Exercise prompt
From the listing below, work out how many lines contain "accesorios". Reply with that number only.
··· Task input
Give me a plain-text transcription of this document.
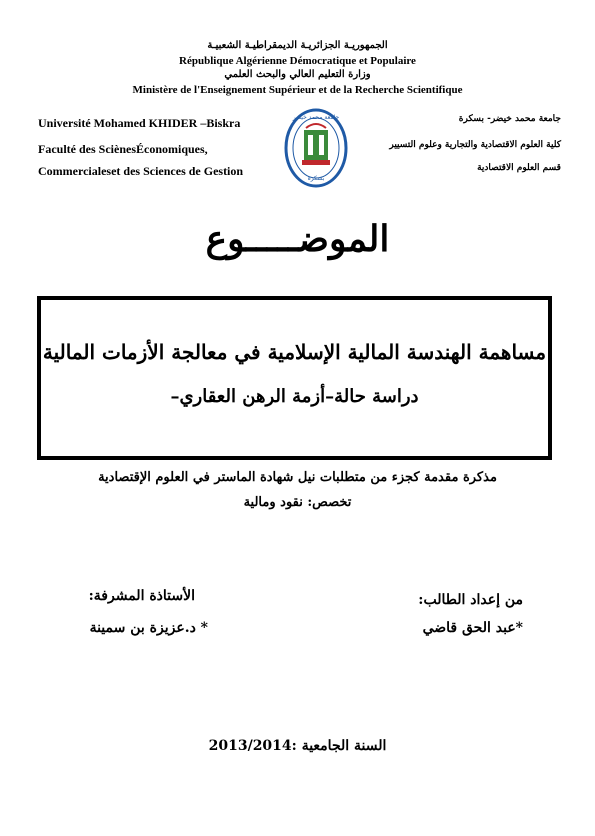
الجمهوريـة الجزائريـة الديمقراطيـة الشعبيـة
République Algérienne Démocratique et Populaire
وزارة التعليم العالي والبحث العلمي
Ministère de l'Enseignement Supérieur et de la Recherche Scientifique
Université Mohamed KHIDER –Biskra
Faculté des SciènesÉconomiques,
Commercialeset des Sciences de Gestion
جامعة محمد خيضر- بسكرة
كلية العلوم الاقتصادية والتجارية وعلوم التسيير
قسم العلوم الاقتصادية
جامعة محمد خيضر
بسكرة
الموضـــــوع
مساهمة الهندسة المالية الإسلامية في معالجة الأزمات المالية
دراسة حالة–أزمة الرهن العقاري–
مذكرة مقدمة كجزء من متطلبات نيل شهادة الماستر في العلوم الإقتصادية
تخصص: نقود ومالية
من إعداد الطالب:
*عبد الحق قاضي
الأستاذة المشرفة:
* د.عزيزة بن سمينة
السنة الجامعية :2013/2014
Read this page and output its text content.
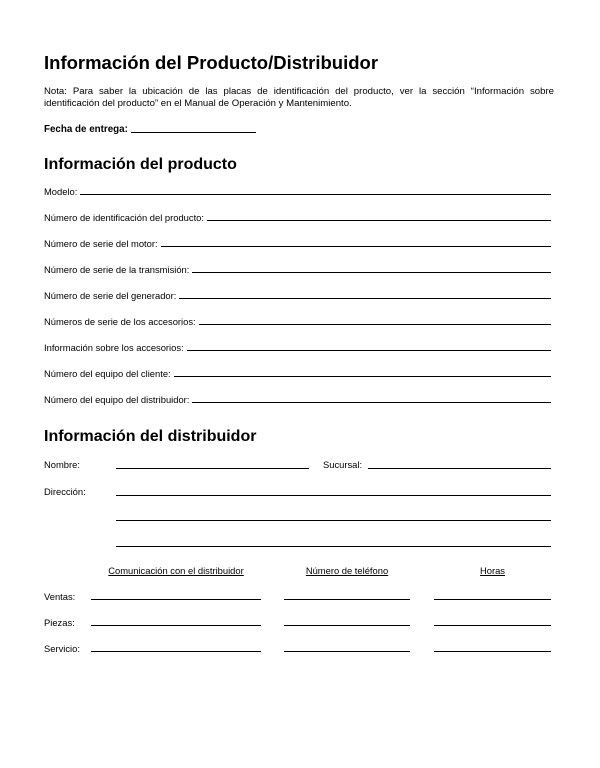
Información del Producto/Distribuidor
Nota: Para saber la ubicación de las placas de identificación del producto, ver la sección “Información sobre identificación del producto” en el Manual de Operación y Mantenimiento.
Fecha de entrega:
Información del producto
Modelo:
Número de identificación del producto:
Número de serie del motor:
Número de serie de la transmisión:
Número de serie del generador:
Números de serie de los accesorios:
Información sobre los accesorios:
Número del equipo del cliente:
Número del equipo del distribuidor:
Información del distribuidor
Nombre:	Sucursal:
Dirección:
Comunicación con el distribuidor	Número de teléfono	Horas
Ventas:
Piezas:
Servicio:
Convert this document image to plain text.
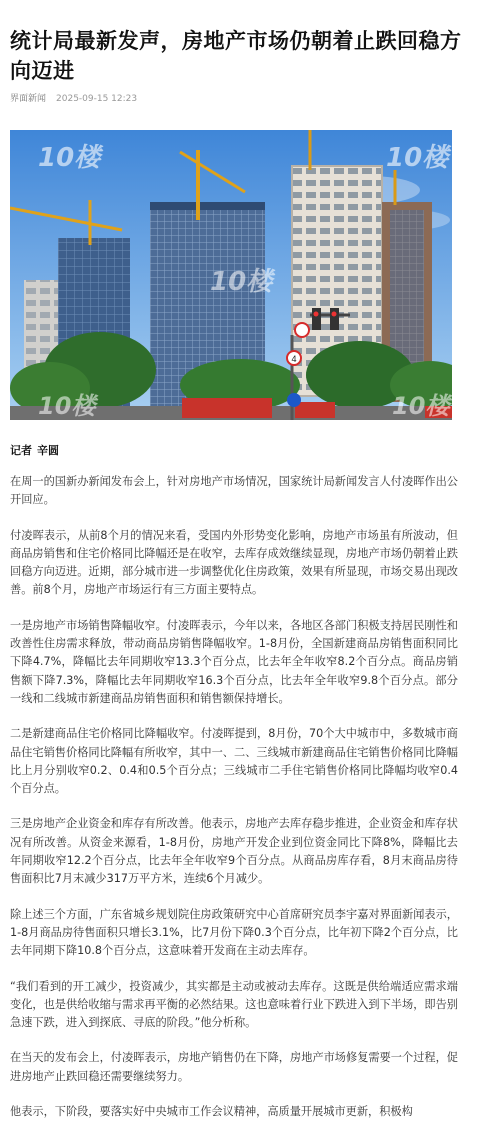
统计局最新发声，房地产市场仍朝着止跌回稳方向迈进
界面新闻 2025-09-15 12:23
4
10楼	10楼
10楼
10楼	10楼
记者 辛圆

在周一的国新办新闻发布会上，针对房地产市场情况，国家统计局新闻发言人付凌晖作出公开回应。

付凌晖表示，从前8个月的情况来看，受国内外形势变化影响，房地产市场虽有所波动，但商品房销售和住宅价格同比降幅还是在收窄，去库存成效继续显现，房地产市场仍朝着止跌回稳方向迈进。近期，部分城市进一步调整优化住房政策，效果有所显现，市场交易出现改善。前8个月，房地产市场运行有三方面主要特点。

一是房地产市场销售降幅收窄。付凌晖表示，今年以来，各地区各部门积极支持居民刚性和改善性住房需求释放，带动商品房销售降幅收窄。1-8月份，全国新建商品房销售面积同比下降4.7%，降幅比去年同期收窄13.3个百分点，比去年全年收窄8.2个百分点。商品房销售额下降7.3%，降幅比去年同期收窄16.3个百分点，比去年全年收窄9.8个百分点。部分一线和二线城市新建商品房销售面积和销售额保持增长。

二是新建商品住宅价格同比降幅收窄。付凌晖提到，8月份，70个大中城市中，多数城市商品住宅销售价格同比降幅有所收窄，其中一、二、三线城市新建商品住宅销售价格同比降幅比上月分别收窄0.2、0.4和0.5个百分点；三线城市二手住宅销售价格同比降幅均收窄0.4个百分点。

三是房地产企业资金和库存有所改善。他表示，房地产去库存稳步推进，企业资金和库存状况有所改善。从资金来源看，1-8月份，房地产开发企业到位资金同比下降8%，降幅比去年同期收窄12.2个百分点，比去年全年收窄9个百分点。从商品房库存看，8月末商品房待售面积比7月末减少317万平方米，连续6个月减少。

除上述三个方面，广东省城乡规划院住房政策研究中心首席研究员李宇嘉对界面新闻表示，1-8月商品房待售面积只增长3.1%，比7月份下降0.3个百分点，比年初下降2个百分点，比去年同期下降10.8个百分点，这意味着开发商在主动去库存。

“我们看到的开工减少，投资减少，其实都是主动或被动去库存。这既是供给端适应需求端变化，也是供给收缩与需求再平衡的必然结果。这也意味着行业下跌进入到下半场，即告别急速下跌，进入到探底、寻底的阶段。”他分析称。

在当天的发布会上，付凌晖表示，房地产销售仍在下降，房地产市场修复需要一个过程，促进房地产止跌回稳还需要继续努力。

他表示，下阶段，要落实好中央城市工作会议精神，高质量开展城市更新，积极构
······
Exercise answer
2